Problem to work on ▸ Print all of the data exactly.

Recorded information ▸
★ ★ ★

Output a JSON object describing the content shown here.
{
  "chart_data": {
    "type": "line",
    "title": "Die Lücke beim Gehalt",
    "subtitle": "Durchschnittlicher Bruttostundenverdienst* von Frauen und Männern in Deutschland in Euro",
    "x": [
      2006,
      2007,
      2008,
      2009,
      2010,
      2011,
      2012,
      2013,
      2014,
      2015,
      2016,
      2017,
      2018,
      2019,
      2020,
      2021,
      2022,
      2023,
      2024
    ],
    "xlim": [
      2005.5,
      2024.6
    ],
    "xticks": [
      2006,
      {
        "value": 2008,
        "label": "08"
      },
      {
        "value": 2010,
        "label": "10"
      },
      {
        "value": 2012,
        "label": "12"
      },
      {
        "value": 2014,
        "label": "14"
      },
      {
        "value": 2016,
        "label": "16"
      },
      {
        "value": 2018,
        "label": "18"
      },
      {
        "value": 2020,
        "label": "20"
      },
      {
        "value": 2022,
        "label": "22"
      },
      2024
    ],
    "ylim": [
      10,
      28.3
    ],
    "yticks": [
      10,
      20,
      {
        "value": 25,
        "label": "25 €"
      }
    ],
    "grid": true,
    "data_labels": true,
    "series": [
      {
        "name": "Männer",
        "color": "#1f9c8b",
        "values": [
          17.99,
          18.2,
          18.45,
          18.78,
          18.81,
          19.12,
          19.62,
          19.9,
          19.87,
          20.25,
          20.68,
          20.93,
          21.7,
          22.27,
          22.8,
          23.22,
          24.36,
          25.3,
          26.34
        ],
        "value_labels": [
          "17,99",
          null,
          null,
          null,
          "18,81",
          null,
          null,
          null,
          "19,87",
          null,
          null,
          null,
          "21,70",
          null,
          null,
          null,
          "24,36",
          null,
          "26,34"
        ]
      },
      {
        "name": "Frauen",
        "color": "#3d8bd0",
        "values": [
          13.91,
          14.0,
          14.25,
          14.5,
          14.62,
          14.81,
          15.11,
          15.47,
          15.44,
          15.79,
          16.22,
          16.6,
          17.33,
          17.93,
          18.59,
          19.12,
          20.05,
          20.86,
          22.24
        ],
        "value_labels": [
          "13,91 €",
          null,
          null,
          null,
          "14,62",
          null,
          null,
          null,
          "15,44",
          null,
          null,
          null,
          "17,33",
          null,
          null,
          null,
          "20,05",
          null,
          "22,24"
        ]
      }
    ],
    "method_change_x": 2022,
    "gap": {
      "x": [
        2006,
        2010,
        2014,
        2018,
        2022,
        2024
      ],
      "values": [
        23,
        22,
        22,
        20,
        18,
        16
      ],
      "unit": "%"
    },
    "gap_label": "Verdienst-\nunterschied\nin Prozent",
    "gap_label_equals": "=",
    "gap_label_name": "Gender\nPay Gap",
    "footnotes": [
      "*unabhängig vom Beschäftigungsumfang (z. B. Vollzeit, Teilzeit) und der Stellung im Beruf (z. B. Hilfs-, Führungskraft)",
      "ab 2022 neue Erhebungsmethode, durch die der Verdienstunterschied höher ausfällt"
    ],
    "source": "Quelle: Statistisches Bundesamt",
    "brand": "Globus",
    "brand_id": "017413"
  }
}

★ ★ ★

Reply to the exercise ▸
Output a JSON object describing the content shown here.
{
  "chart_data": {
    "type": "line",
    "title": "Die Lücke beim Gehalt",
    "subtitle": "Durchschnittlicher Bruttostundenverdienst* von Frauen und Männern in Deutschland in Euro",
    "x": [
      2006,
      2007,
      2008,
      2009,
      2010,
      2011,
      2012,
      2013,
      2014,
      2015,
      2016,
      2017,
      2018,
      2019,
      2020,
      2021,
      2022,
      2023,
      2024
    ],
    "xlim": [
      2005.5,
      2024.6
    ],
    "xticks": [
      2006,
      {
        "value": 2008,
        "label": "08"
      },
      {
        "value": 2010,
        "label": "10"
      },
      {
        "value": 2012,
        "label": "12"
      },
      {
        "value": 2014,
        "label": "14"
      },
      {
        "value": 2016,
        "label": "16"
      },
      {
        "value": 2018,
        "label": "18"
      },
      {
        "value": 2020,
        "label": "20"
      },
      {
        "value": 2022,
        "label": "22"
      },
      2024
    ],
    "ylim": [
      10,
      28.3
    ],
    "yticks": [
      10,
      20,
      {
        "value": 25,
        "label": "25 €"
      }
    ],
    "grid": true,
    "data_labels": true,
    "series": [
      {
        "name": "Männer",
        "color": "#1f9c8b",
        "values": [
          17.99,
          18.2,
          18.45,
          18.78,
          18.81,
          19.12,
          19.62,
          19.9,
          19.87,
          20.25,
          20.68,
          20.93,
          21.7,
          22.27,
          22.8,
          23.22,
          24.36,
          25.3,
          26.34
        ],
        "value_labels": [
          "17,99",
          null,
          null,
          null,
          "18,81",
          null,
          null,
          null,
          "19,87",
          null,
          null,
          null,
          "21,70",
          null,
          null,
          null,
          "24,36",
          null,
          "26,34"
        ]
      },
      {
        "name": "Frauen",
        "color": "#3d8bd0",
        "values": [
          13.91,
          14.0,
          14.25,
          14.5,
          14.62,
          14.81,
          15.11,
          15.47,
          15.44,
          15.79,
          16.22,
          16.6,
          17.33,
          17.93,
          18.59,
          19.12,
          20.05,
          20.86,
          22.24
        ],
        "value_labels": [
          "13,91 €",
          null,
          null,
          null,
          "14,62",
          null,
          null,
          null,
          "15,44",
          null,
          null,
          null,
          "17,33",
          null,
          null,
          null,
          "20,05",
          null,
          "22,24"
        ]
      }
    ],
    "method_change_x": 2022,
    "gap": {
      "x": [
        2006,
        2010,
        2014,
        2018,
        2022,
        2024
      ],
      "values": [
        23,
        22,
        22,
        20,
        18,
        16
      ],
      "unit": "%"
    },
    "gap_label": "Verdienst-\nunterschied\nin Prozent",
    "gap_label_equals": "=",
    "gap_label_name": "Gender\nPay Gap",
    "footnotes": [
      "*unabhängig vom Beschäftigungsumfang (z. B. Vollzeit, Teilzeit) und der Stellung im Beruf (z. B. Hilfs-, Führungskraft)",
      "ab 2022 neue Erhebungsmethode, durch die der Verdienstunterschied höher ausfällt"
    ],
    "source": "Quelle: Statistisches Bundesamt",
    "brand": "Globus",
    "brand_id": "017413"
  }
}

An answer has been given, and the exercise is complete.